Exercise objective: Skip every picture and transcribe the remaining material exactly.

Input rows:
'''
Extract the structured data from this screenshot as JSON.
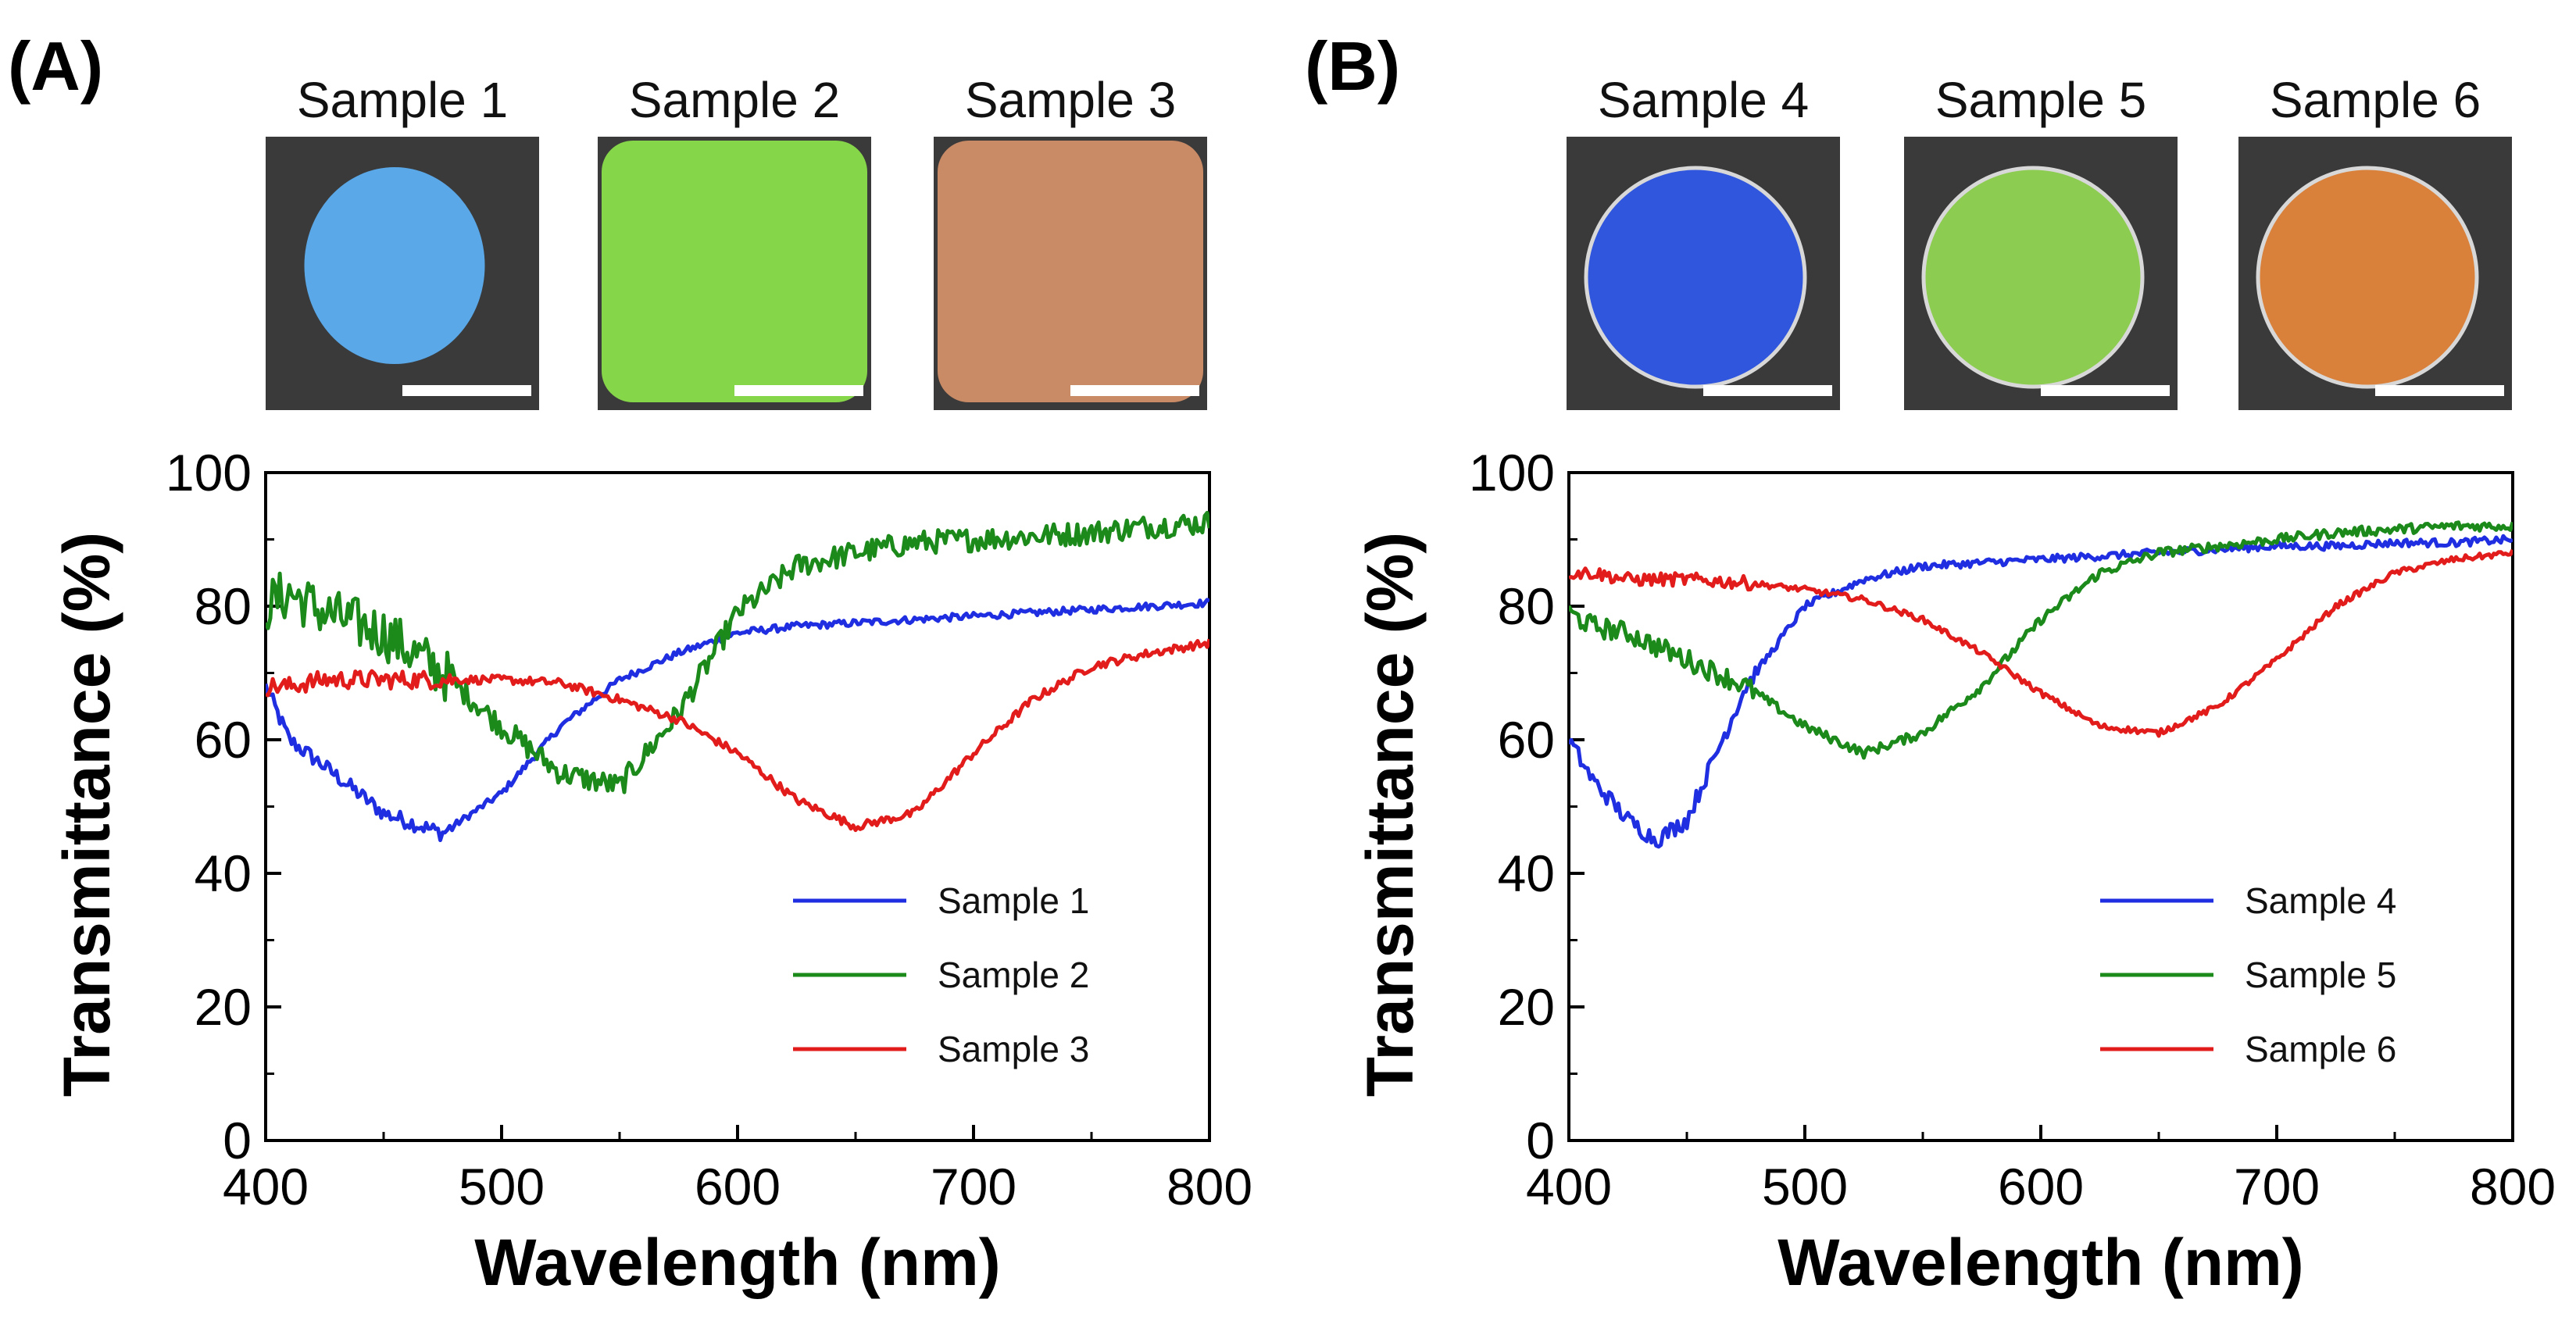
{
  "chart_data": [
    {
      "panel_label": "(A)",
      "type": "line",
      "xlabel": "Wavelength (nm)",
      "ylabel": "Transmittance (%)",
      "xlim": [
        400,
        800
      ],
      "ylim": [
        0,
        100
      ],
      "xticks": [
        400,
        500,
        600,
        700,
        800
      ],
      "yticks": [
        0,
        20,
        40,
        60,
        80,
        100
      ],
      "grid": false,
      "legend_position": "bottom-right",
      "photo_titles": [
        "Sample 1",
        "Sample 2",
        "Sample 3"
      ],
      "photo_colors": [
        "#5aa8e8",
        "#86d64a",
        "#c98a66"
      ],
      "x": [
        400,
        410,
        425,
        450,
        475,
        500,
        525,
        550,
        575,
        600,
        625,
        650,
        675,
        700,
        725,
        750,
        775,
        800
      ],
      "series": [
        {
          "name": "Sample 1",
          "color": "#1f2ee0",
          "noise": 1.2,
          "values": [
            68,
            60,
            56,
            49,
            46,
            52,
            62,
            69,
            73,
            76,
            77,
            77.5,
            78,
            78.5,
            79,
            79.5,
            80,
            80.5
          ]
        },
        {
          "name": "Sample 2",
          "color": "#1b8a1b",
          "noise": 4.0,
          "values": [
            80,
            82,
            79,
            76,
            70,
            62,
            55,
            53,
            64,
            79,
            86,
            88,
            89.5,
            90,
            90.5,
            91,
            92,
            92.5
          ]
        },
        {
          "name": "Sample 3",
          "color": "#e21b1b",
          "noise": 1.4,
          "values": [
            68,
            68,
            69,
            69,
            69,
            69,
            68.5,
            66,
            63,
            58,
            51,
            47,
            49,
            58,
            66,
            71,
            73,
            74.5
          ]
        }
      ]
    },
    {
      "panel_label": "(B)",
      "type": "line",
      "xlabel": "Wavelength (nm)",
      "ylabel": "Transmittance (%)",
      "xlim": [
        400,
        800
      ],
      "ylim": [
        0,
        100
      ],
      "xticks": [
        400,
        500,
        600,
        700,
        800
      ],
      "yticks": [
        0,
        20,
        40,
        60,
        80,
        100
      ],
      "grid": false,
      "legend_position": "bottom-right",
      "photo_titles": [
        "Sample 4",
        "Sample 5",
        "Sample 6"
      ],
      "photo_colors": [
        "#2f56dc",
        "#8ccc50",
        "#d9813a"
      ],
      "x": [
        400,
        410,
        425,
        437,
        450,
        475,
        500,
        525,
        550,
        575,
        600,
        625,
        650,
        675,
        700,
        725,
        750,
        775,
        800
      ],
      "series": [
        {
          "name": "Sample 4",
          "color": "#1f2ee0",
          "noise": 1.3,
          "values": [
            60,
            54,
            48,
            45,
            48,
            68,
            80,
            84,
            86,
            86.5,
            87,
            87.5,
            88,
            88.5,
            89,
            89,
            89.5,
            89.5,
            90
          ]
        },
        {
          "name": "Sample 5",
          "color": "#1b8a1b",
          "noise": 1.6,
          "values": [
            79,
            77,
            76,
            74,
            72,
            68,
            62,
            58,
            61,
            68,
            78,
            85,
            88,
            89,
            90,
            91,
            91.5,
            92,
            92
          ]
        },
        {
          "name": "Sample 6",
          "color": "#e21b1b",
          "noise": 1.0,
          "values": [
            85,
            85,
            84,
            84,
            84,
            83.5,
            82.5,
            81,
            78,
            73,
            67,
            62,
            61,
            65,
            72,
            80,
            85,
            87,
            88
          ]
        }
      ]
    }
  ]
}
'''
Right answer:
Extract the structured data from this screenshot as JSON.
{
  "chart_data": [
    {
      "panel_label": "(A)",
      "type": "line",
      "xlabel": "Wavelength (nm)",
      "ylabel": "Transmittance (%)",
      "xlim": [
        400,
        800
      ],
      "ylim": [
        0,
        100
      ],
      "xticks": [
        400,
        500,
        600,
        700,
        800
      ],
      "yticks": [
        0,
        20,
        40,
        60,
        80,
        100
      ],
      "grid": false,
      "legend_position": "bottom-right",
      "photo_titles": [
        "Sample 1",
        "Sample 2",
        "Sample 3"
      ],
      "photo_colors": [
        "#5aa8e8",
        "#86d64a",
        "#c98a66"
      ],
      "x": [
        400,
        410,
        425,
        450,
        475,
        500,
        525,
        550,
        575,
        600,
        625,
        650,
        675,
        700,
        725,
        750,
        775,
        800
      ],
      "series": [
        {
          "name": "Sample 1",
          "color": "#1f2ee0",
          "noise": 1.2,
          "values": [
            68,
            60,
            56,
            49,
            46,
            52,
            62,
            69,
            73,
            76,
            77,
            77.5,
            78,
            78.5,
            79,
            79.5,
            80,
            80.5
          ]
        },
        {
          "name": "Sample 2",
          "color": "#1b8a1b",
          "noise": 4.0,
          "values": [
            80,
            82,
            79,
            76,
            70,
            62,
            55,
            53,
            64,
            79,
            86,
            88,
            89.5,
            90,
            90.5,
            91,
            92,
            92.5
          ]
        },
        {
          "name": "Sample 3",
          "color": "#e21b1b",
          "noise": 1.4,
          "values": [
            68,
            68,
            69,
            69,
            69,
            69,
            68.5,
            66,
            63,
            58,
            51,
            47,
            49,
            58,
            66,
            71,
            73,
            74.5
          ]
        }
      ]
    },
    {
      "panel_label": "(B)",
      "type": "line",
      "xlabel": "Wavelength (nm)",
      "ylabel": "Transmittance (%)",
      "xlim": [
        400,
        800
      ],
      "ylim": [
        0,
        100
      ],
      "xticks": [
        400,
        500,
        600,
        700,
        800
      ],
      "yticks": [
        0,
        20,
        40,
        60,
        80,
        100
      ],
      "grid": false,
      "legend_position": "bottom-right",
      "photo_titles": [
        "Sample 4",
        "Sample 5",
        "Sample 6"
      ],
      "photo_colors": [
        "#2f56dc",
        "#8ccc50",
        "#d9813a"
      ],
      "x": [
        400,
        410,
        425,
        437,
        450,
        475,
        500,
        525,
        550,
        575,
        600,
        625,
        650,
        675,
        700,
        725,
        750,
        775,
        800
      ],
      "series": [
        {
          "name": "Sample 4",
          "color": "#1f2ee0",
          "noise": 1.3,
          "values": [
            60,
            54,
            48,
            45,
            48,
            68,
            80,
            84,
            86,
            86.5,
            87,
            87.5,
            88,
            88.5,
            89,
            89,
            89.5,
            89.5,
            90
          ]
        },
        {
          "name": "Sample 5",
          "color": "#1b8a1b",
          "noise": 1.6,
          "values": [
            79,
            77,
            76,
            74,
            72,
            68,
            62,
            58,
            61,
            68,
            78,
            85,
            88,
            89,
            90,
            91,
            91.5,
            92,
            92
          ]
        },
        {
          "name": "Sample 6",
          "color": "#e21b1b",
          "noise": 1.0,
          "values": [
            85,
            85,
            84,
            84,
            84,
            83.5,
            82.5,
            81,
            78,
            73,
            67,
            62,
            61,
            65,
            72,
            80,
            85,
            87,
            88
          ]
        }
      ]
    }
  ]
}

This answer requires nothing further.